SUPPLIED PASSAGE ->
Consider liquidity. In some sense, it might seem investors have no reason to worry about excess liquidity given that last week the Federal Reserve decided to stop shrinking its balance sheet because of concerns of poor liquidity in parts of the money markets where banks interact with the Fed.

More specifically, the so-called repurchase rate has recently surged, relative to other Fed benchmarks, which signals potential stress in this obscure corner of finance.

This is unnerving. However, it seems to reflect two things: technicalities around the Fed’s use of quantitative tightening; and huge funding flow distortions arising from how the US government shutdown has affected Treasury operations.

And if you take a longer-term look at the financial system, liquidity seems abundant, if not excessive, in many other areas, due to the past decade of quantitative easing, the low level of US real interest rates, fiscal stimulus and private credit creation. Indeed, the Goldman Sachs financial conditions index has loosened markedly this year — and will probably loosen further given the Fed’s stance.

Matt King, founder of Satori Insights, says: “By ending QT and easing rates — even as financial conditions on some metrics are at their easiest since the extraordinary stimulus of late 2020 — the Fed seems likely to add to what many already consider ‘froth’ across multiple financial markets.” This is noteworthy given that such froth usually sparks follies, by lulling investors into complacency, until such liquidity suddenly evaporates in a crisis.

Or ponder the second L, leverage. In some corners of finance this is not currently too alarming. US household borrowing, for instance, is lower now than in 2007, and overall non-financial corporate borrowing is flat. But leverage in AI-linked ventures is rising and western government debt is exploding. Financial sector leverage has risen, primarily around private equity and credit and the level of stock market margin trading has surged. “Financial sector leveraging is feeding repo and hedge funds,” argues King, who thinks all the liquidity has pushed asset prices higher, particularly since passive funds are now dramatically amplifying market momentum.

DATA LISTING ->
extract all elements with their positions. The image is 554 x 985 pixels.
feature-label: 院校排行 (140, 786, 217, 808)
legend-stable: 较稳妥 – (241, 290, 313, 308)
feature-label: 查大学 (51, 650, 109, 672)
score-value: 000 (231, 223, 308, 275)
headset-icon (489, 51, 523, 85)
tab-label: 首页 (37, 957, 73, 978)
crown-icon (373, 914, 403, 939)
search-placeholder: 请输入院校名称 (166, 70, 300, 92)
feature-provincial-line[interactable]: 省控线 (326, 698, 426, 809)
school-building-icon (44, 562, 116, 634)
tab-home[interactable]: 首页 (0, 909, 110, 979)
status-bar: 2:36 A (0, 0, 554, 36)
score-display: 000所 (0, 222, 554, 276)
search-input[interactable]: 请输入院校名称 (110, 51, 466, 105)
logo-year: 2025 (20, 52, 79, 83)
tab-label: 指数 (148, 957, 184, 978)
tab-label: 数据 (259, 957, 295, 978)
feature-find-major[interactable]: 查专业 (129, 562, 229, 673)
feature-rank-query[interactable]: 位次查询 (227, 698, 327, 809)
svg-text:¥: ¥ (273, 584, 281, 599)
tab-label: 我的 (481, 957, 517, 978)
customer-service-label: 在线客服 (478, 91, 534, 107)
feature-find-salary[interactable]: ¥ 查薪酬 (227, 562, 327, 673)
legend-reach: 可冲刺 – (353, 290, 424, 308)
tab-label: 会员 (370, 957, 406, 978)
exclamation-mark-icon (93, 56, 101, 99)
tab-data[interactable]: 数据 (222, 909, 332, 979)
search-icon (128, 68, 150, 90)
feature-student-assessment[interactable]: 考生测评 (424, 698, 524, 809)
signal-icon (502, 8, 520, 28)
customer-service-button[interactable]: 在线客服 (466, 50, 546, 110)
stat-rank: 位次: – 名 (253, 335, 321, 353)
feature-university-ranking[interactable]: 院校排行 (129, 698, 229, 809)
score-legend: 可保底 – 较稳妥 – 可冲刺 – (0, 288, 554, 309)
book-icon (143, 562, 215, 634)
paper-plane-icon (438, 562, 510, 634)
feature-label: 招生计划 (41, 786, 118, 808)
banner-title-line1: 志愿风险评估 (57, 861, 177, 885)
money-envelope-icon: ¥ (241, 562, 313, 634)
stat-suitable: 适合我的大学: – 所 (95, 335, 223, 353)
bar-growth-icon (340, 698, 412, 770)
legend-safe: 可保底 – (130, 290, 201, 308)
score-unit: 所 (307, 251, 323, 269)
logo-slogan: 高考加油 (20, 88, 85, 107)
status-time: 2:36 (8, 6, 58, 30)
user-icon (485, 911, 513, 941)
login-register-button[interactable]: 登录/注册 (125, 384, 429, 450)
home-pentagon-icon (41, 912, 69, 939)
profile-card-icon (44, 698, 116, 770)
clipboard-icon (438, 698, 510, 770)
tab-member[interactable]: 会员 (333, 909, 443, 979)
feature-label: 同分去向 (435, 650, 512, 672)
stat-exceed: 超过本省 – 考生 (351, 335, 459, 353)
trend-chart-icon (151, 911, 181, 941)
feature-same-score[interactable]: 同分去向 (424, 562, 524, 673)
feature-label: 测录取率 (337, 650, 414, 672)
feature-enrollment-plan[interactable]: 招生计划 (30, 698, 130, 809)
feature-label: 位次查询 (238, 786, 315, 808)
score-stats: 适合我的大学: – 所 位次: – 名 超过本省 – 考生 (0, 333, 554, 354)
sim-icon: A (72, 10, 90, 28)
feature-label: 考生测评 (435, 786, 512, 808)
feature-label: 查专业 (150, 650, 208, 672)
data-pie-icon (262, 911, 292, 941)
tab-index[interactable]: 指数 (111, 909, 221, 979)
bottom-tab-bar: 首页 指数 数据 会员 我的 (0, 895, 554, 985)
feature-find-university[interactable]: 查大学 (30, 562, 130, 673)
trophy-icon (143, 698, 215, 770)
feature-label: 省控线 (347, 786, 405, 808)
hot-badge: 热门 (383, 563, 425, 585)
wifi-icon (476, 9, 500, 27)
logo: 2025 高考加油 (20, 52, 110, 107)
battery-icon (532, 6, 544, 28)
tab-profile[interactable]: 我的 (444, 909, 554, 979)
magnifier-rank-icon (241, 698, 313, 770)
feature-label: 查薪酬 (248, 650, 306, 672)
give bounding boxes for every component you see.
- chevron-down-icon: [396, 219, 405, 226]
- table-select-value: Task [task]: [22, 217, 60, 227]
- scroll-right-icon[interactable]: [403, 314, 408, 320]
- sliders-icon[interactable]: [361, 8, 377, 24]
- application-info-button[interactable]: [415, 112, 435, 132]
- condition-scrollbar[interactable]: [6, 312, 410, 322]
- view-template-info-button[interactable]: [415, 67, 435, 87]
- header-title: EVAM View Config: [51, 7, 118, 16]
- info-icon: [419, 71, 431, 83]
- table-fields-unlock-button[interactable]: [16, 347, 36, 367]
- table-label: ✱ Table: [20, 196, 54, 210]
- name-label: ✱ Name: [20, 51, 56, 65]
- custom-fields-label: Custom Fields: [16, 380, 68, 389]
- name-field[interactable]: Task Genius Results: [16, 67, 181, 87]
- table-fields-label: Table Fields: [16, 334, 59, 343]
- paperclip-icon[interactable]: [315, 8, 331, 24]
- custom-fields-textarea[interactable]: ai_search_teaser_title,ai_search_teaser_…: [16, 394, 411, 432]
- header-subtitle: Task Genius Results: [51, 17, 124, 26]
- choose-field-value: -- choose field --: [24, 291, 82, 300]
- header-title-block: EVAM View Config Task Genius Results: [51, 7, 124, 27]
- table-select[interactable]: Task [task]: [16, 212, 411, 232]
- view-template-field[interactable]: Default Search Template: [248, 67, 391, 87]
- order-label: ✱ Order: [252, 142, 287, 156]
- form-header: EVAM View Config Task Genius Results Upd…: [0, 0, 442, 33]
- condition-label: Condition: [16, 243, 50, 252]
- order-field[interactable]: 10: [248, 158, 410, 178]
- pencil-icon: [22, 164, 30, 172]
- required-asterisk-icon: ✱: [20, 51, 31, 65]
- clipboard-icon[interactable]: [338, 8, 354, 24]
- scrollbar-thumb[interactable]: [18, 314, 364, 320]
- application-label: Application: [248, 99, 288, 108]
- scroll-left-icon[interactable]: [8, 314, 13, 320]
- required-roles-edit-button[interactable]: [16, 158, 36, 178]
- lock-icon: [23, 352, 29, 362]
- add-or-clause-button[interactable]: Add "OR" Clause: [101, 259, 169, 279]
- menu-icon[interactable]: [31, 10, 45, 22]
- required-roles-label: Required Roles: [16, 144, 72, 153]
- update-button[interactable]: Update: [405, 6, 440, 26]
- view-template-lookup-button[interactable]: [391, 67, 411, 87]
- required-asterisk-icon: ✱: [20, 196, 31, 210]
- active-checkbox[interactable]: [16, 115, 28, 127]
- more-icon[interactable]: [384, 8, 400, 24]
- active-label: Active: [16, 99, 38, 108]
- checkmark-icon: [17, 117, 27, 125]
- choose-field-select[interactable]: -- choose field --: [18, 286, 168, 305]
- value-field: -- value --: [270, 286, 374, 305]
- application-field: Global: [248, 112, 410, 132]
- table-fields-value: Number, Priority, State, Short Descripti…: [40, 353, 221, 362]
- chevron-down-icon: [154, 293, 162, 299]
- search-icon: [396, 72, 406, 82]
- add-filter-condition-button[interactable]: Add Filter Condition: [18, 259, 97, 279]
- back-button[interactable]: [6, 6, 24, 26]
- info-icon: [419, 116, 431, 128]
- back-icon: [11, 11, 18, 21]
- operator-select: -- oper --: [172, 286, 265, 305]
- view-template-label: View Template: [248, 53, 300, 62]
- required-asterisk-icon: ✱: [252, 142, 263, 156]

BRIEF -> Summarize the passage on liquidity and leverage in two sentences.

EXERCISE RESULT -> Although the Fed stopped shrinking its balance sheet over poor liquidity in parts of the money markets, a strain that seems to reflect quantitative tightening technicalities and funding distortions from the government shutdown, liquidity looks abundant or even excessive elsewhere, and Matt King warns that ending QT and easing rates will likely add to market froth. Leverage is not alarming in some areas, such as US household and overall non-financial corporate borrowing, but it is rising in AI-linked ventures, western government debt, financial sector activity around private equity and credit, and stock market margin trading.